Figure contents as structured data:
-------
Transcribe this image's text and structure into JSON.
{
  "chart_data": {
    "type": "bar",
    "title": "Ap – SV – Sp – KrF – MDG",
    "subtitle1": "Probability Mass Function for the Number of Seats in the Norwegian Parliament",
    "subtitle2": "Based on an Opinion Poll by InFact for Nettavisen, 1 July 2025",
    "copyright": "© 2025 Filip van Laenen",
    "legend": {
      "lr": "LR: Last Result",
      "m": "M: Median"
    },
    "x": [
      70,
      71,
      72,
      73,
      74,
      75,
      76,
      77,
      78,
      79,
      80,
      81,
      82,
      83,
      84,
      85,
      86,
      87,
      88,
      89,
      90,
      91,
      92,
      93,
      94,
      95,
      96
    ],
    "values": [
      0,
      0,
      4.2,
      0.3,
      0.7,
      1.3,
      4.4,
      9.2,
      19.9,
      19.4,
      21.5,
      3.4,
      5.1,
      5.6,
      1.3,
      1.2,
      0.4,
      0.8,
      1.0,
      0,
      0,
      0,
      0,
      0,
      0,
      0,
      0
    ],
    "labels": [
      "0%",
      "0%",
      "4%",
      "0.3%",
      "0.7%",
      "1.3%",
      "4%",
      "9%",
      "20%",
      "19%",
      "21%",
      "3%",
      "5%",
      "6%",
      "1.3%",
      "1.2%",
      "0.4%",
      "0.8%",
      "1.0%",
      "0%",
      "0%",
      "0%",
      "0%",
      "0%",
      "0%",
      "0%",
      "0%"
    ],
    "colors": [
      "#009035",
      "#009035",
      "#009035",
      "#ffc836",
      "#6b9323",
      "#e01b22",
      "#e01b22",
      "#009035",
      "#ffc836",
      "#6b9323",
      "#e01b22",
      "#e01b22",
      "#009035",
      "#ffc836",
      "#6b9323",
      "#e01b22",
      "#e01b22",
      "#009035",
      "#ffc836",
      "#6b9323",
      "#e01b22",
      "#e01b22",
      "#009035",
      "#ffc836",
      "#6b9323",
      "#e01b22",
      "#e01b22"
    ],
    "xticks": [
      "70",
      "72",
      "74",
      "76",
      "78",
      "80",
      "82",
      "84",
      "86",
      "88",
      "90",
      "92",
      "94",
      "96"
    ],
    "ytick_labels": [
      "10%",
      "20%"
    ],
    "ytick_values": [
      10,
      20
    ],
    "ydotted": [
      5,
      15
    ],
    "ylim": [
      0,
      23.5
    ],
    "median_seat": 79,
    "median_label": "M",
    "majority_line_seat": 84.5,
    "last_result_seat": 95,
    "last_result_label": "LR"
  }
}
-------
Repeat the material above exactly.

Transcribe this image's text and structure into JSON.
{
  "chart_data": {
    "type": "bar",
    "title": "Ap – SV – Sp – KrF – MDG",
    "subtitle1": "Probability Mass Function for the Number of Seats in the Norwegian Parliament",
    "subtitle2": "Based on an Opinion Poll by InFact for Nettavisen, 1 July 2025",
    "copyright": "© 2025 Filip van Laenen",
    "legend": {
      "lr": "LR: Last Result",
      "m": "M: Median"
    },
    "x": [
      70,
      71,
      72,
      73,
      74,
      75,
      76,
      77,
      78,
      79,
      80,
      81,
      82,
      83,
      84,
      85,
      86,
      87,
      88,
      89,
      90,
      91,
      92,
      93,
      94,
      95,
      96
    ],
    "values": [
      0,
      0,
      4.2,
      0.3,
      0.7,
      1.3,
      4.4,
      9.2,
      19.9,
      19.4,
      21.5,
      3.4,
      5.1,
      5.6,
      1.3,
      1.2,
      0.4,
      0.8,
      1.0,
      0,
      0,
      0,
      0,
      0,
      0,
      0,
      0
    ],
    "labels": [
      "0%",
      "0%",
      "4%",
      "0.3%",
      "0.7%",
      "1.3%",
      "4%",
      "9%",
      "20%",
      "19%",
      "21%",
      "3%",
      "5%",
      "6%",
      "1.3%",
      "1.2%",
      "0.4%",
      "0.8%",
      "1.0%",
      "0%",
      "0%",
      "0%",
      "0%",
      "0%",
      "0%",
      "0%",
      "0%"
    ],
    "colors": [
      "#009035",
      "#009035",
      "#009035",
      "#ffc836",
      "#6b9323",
      "#e01b22",
      "#e01b22",
      "#009035",
      "#ffc836",
      "#6b9323",
      "#e01b22",
      "#e01b22",
      "#009035",
      "#ffc836",
      "#6b9323",
      "#e01b22",
      "#e01b22",
      "#009035",
      "#ffc836",
      "#6b9323",
      "#e01b22",
      "#e01b22",
      "#009035",
      "#ffc836",
      "#6b9323",
      "#e01b22",
      "#e01b22"
    ],
    "xticks": [
      "70",
      "72",
      "74",
      "76",
      "78",
      "80",
      "82",
      "84",
      "86",
      "88",
      "90",
      "92",
      "94",
      "96"
    ],
    "ytick_labels": [
      "10%",
      "20%"
    ],
    "ytick_values": [
      10,
      20
    ],
    "ydotted": [
      5,
      15
    ],
    "ylim": [
      0,
      23.5
    ],
    "median_seat": 79,
    "median_label": "M",
    "majority_line_seat": 84.5,
    "last_result_seat": 95,
    "last_result_label": "LR"
  }
}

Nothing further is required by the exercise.